==== GIVEN DATA

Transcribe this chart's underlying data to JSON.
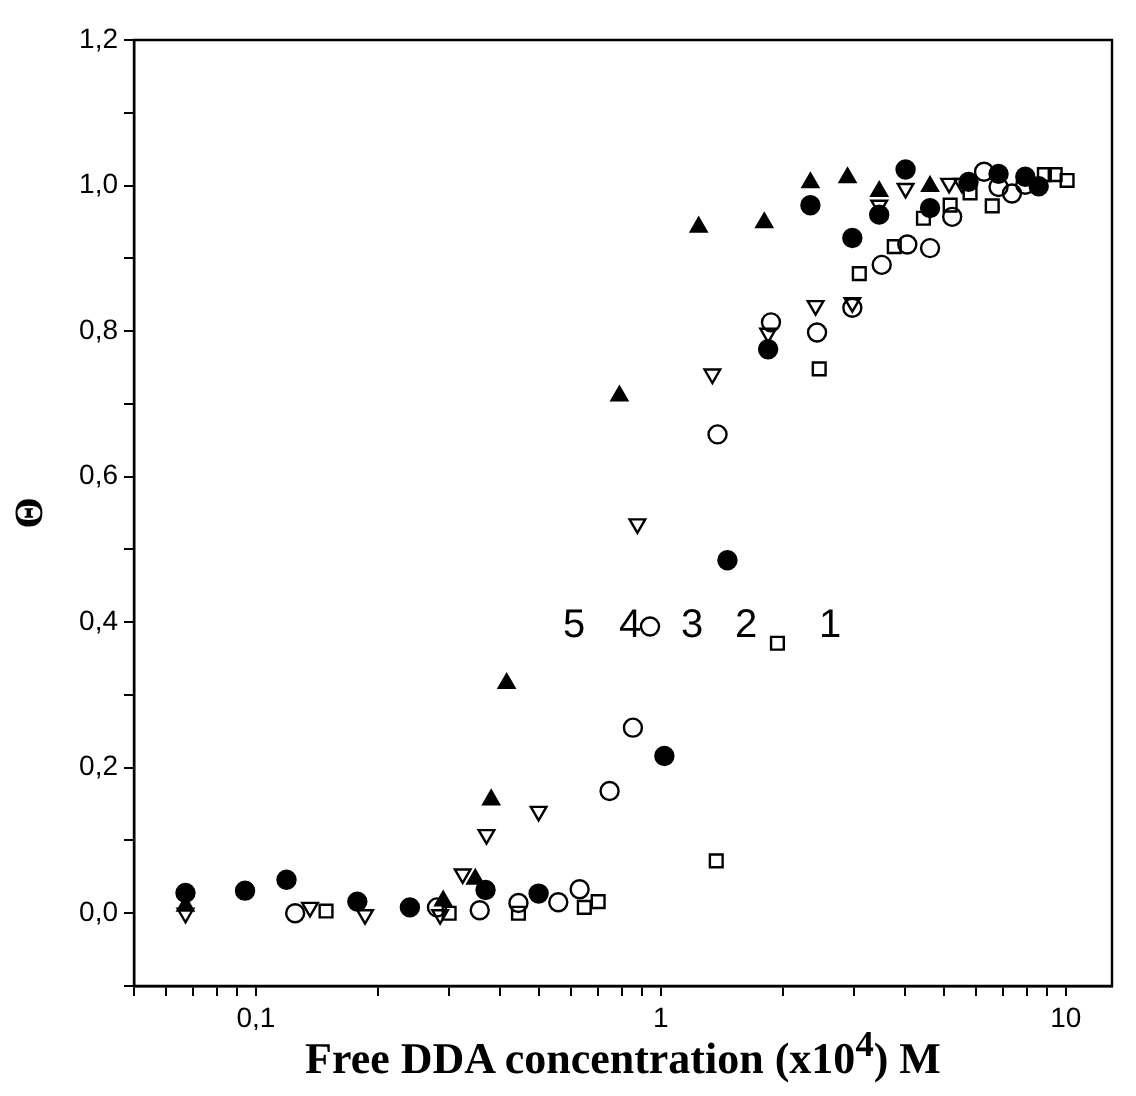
{
  "chart_data": {
    "type": "scatter",
    "xlabel": "Free DDA concentration (x10$^{4}$) M",
    "ylabel": "Θ",
    "log": "x",
    "grid": false,
    "legend": false,
    "xlim": [
      0.05,
      13
    ],
    "ylim": [
      -0.1,
      1.2
    ],
    "xticks": [
      {
        "value": 0.05,
        "label": null
      },
      {
        "value": 0.06,
        "label": null
      },
      {
        "value": 0.07,
        "label": null
      },
      {
        "value": 0.08,
        "label": null
      },
      {
        "value": 0.09,
        "label": null
      },
      {
        "value": 0.1,
        "label": "0,1"
      },
      {
        "value": 0.2,
        "label": null
      },
      {
        "value": 0.3,
        "label": null
      },
      {
        "value": 0.4,
        "label": null
      },
      {
        "value": 0.5,
        "label": null
      },
      {
        "value": 0.6,
        "label": null
      },
      {
        "value": 0.7,
        "label": null
      },
      {
        "value": 0.8,
        "label": null
      },
      {
        "value": 0.9,
        "label": null
      },
      {
        "value": 1,
        "label": "1"
      },
      {
        "value": 2,
        "label": null
      },
      {
        "value": 3,
        "label": null
      },
      {
        "value": 4,
        "label": null
      },
      {
        "value": 5,
        "label": null
      },
      {
        "value": 6,
        "label": null
      },
      {
        "value": 7,
        "label": null
      },
      {
        "value": 8,
        "label": null
      },
      {
        "value": 9,
        "label": null
      },
      {
        "value": 10,
        "label": "10"
      }
    ],
    "yticks": [
      {
        "value": -0.1,
        "label": null
      },
      {
        "value": 0,
        "label": "0,0"
      },
      {
        "value": 0.1,
        "label": null
      },
      {
        "value": 0.2,
        "label": "0,2"
      },
      {
        "value": 0.3,
        "label": null
      },
      {
        "value": 0.4,
        "label": "0,4"
      },
      {
        "value": 0.5,
        "label": null
      },
      {
        "value": 0.6,
        "label": "0,6"
      },
      {
        "value": 0.7,
        "label": null
      },
      {
        "value": 0.8,
        "label": "0,8"
      },
      {
        "value": 0.9,
        "label": null
      },
      {
        "value": 1.0,
        "label": "1,0"
      },
      {
        "value": 1.1,
        "label": null
      },
      {
        "value": 1.2,
        "label": "1,2"
      }
    ],
    "annotations": [
      "5",
      "4",
      "3",
      "2",
      "1"
    ],
    "series": [
      {
        "color": "#000000",
        "marker": "square",
        "x": [
          0.149,
          0.3,
          0.445,
          0.647,
          0.7,
          1.37,
          1.94,
          2.46,
          3.09,
          3.77,
          4.45,
          5.18,
          5.8,
          6.58,
          8.85,
          9.41,
          10.07
        ],
        "values": [
          0.003,
          0.0,
          0.0,
          0.008,
          0.016,
          0.072,
          0.371,
          0.748,
          0.879,
          0.916,
          0.955,
          0.973,
          0.99,
          0.972,
          1.015,
          1.015,
          1.007
        ]
      },
      {
        "color": "#000000",
        "marker": "circle",
        "x": [
          0.067,
          0.094,
          0.119,
          0.178,
          0.24,
          0.369,
          0.499,
          1.02,
          1.46,
          1.84,
          2.34,
          2.97,
          3.46,
          4.02,
          4.62,
          5.75,
          6.82,
          7.94,
          8.57
        ],
        "values": [
          0.028,
          0.031,
          0.046,
          0.016,
          0.008,
          0.032,
          0.027,
          0.216,
          0.485,
          0.775,
          0.973,
          0.928,
          0.96,
          1.022,
          0.969,
          1.005,
          1.016,
          1.012,
          0.999
        ]
      },
      {
        "color": "#000000",
        "marker": "circle",
        "x": [
          0.125,
          0.28,
          0.357,
          0.445,
          0.558,
          0.63,
          0.747,
          0.853,
          0.94,
          1.38,
          1.87,
          2.43,
          2.97,
          3.51,
          4.06,
          4.62,
          5.24,
          6.28,
          6.82,
          7.36,
          7.94
        ],
        "values": [
          0.0,
          0.008,
          0.004,
          0.014,
          0.015,
          0.033,
          0.168,
          0.255,
          0.394,
          0.658,
          0.812,
          0.798,
          0.832,
          0.891,
          0.919,
          0.914,
          0.957,
          1.019,
          0.998,
          0.989,
          1.001
        ]
      },
      {
        "color": "#000000",
        "marker": "triangle",
        "x": [
          0.067,
          0.136,
          0.186,
          0.285,
          0.324,
          0.371,
          0.499,
          0.875,
          1.34,
          1.84,
          2.41,
          2.97,
          3.46,
          4.02,
          5.15,
          5.54
        ],
        "values": [
          0.0,
          0.008,
          -0.002,
          -0.002,
          0.054,
          0.108,
          0.14,
          0.535,
          0.741,
          0.797,
          0.835,
          0.839,
          0.973,
          0.996,
          1.003,
          1.003
        ]
      },
      {
        "color": "#000000",
        "marker": "triangle",
        "x": [
          0.067,
          0.29,
          0.348,
          0.381,
          0.416,
          0.79,
          1.24,
          1.8,
          2.34,
          2.89,
          3.46,
          4.62
        ],
        "values": [
          0.01,
          0.017,
          0.047,
          0.156,
          0.316,
          0.711,
          0.943,
          0.949,
          1.004,
          1.011,
          0.992,
          0.999
        ]
      }
    ]
  }
}
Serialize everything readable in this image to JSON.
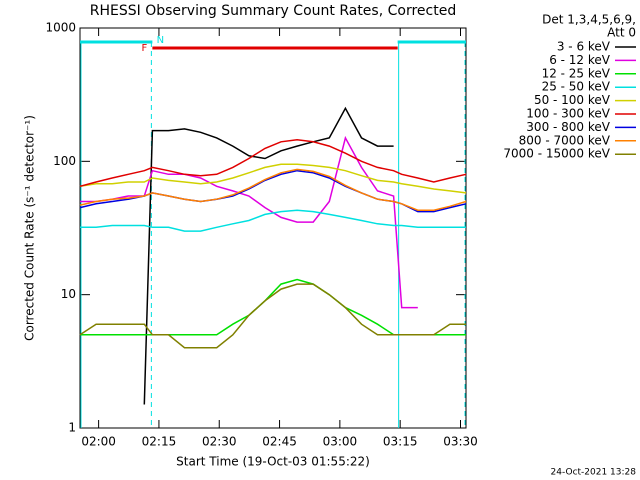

========

Transcribe the material as is, with images omitted.

* SOLUTION FOR THIS TASK
Transcribe this chart's underlying data to JSON.
{
  "chart_data": {
    "type": "scatter",
    "xlabel": "Free DDA concentration (x10$^{4}$) M",
    "ylabel": "Θ",
    "log": "x",
    "grid": false,
    "legend": false,
    "xlim": [
      0.05,
      13
    ],
    "ylim": [
      -0.1,
      1.2
    ],
    "xticks": [
      {
        "value": 0.05,
        "label": null
      },
      {
        "value": 0.06,
        "label": null
      },
      {
        "value": 0.07,
        "label": null
      },
      {
        "value": 0.08,
        "label": null
      },
      {
        "value": 0.09,
        "label": null
      },
      {
        "value": 0.1,
        "label": "0,1"
      },
      {
        "value": 0.2,
        "label": null
      },
      {
        "value": 0.3,
        "label": null
      },
      {
        "value": 0.4,
        "label": null
      },
      {
        "value": 0.5,
        "label": null
      },
      {
        "value": 0.6,
        "label": null
      },
      {
        "value": 0.7,
        "label": null
      },
      {
        "value": 0.8,
        "label": null
      },
      {
        "value": 0.9,
        "label": null
      },
      {
        "value": 1,
        "label": "1"
      },
      {
        "value": 2,
        "label": null
      },
      {
        "value": 3,
        "label": null
      },
      {
        "value": 4,
        "label": null
      },
      {
        "value": 5,
        "label": null
      },
      {
        "value": 6,
        "label": null
      },
      {
        "value": 7,
        "label": null
      },
      {
        "value": 8,
        "label": null
      },
      {
        "value": 9,
        "label": null
      },
      {
        "value": 10,
        "label": "10"
      }
    ],
    "yticks": [
      {
        "value": -0.1,
        "label": null
      },
      {
        "value": 0,
        "label": "0,0"
      },
      {
        "value": 0.1,
        "label": null
      },
      {
        "value": 0.2,
        "label": "0,2"
      },
      {
        "value": 0.3,
        "label": null
      },
      {
        "value": 0.4,
        "label": "0,4"
      },
      {
        "value": 0.5,
        "label": null
      },
      {
        "value": 0.6,
        "label": "0,6"
      },
      {
        "value": 0.7,
        "label": null
      },
      {
        "value": 0.8,
        "label": "0,8"
      },
      {
        "value": 0.9,
        "label": null
      },
      {
        "value": 1.0,
        "label": "1,0"
      },
      {
        "value": 1.1,
        "label": null
      },
      {
        "value": 1.2,
        "label": "1,2"
      }
    ],
    "annotations": [
      "5",
      "4",
      "3",
      "2",
      "1"
    ],
    "series": [
      {
        "color": "#000000",
        "marker": "square",
        "x": [
          0.149,
          0.3,
          0.445,
          0.647,
          0.7,
          1.37,
          1.94,
          2.46,
          3.09,
          3.77,
          4.45,
          5.18,
          5.8,
          6.58,
          8.85,
          9.41,
          10.07
        ],
        "values": [
          0.003,
          0.0,
          0.0,
          0.008,
          0.016,
          0.072,
          0.371,
          0.748,
          0.879,
          0.916,
          0.955,
          0.973,
          0.99,
          0.972,
          1.015,
          1.015,
          1.007
        ]
      },
      {
        "color": "#000000",
        "marker": "circle",
        "x": [
          0.067,
          0.094,
          0.119,
          0.178,
          0.24,
          0.369,
          0.499,
          1.02,
          1.46,
          1.84,
          2.34,
          2.97,
          3.46,
          4.02,
          4.62,
          5.75,
          6.82,
          7.94,
          8.57
        ],
        "values": [
          0.028,
          0.031,
          0.046,
          0.016,
          0.008,
          0.032,
          0.027,
          0.216,
          0.485,
          0.775,
          0.973,
          0.928,
          0.96,
          1.022,
          0.969,
          1.005,
          1.016,
          1.012,
          0.999
        ]
      },
      {
        "color": "#000000",
        "marker": "circle",
        "x": [
          0.125,
          0.28,
          0.357,
          0.445,
          0.558,
          0.63,
          0.747,
          0.853,
          0.94,
          1.38,
          1.87,
          2.43,
          2.97,
          3.51,
          4.06,
          4.62,
          5.24,
          6.28,
          6.82,
          7.36,
          7.94
        ],
        "values": [
          0.0,
          0.008,
          0.004,
          0.014,
          0.015,
          0.033,
          0.168,
          0.255,
          0.394,
          0.658,
          0.812,
          0.798,
          0.832,
          0.891,
          0.919,
          0.914,
          0.957,
          1.019,
          0.998,
          0.989,
          1.001
        ]
      },
      {
        "color": "#000000",
        "marker": "triangle",
        "x": [
          0.067,
          0.136,
          0.186,
          0.285,
          0.324,
          0.371,
          0.499,
          0.875,
          1.34,
          1.84,
          2.41,
          2.97,
          3.46,
          4.02,
          5.15,
          5.54
        ],
        "values": [
          0.0,
          0.008,
          -0.002,
          -0.002,
          0.054,
          0.108,
          0.14,
          0.535,
          0.741,
          0.797,
          0.835,
          0.839,
          0.973,
          0.996,
          1.003,
          1.003
        ]
      },
      {
        "color": "#000000",
        "marker": "triangle",
        "x": [
          0.067,
          0.29,
          0.348,
          0.381,
          0.416,
          0.79,
          1.24,
          1.8,
          2.34,
          2.89,
          3.46,
          4.62
        ],
        "values": [
          0.01,
          0.017,
          0.047,
          0.156,
          0.316,
          0.711,
          0.943,
          0.949,
          1.004,
          1.011,
          0.992,
          0.999
        ]
      }
    ]
  }
}
Serialize everything readable in this image to JSON.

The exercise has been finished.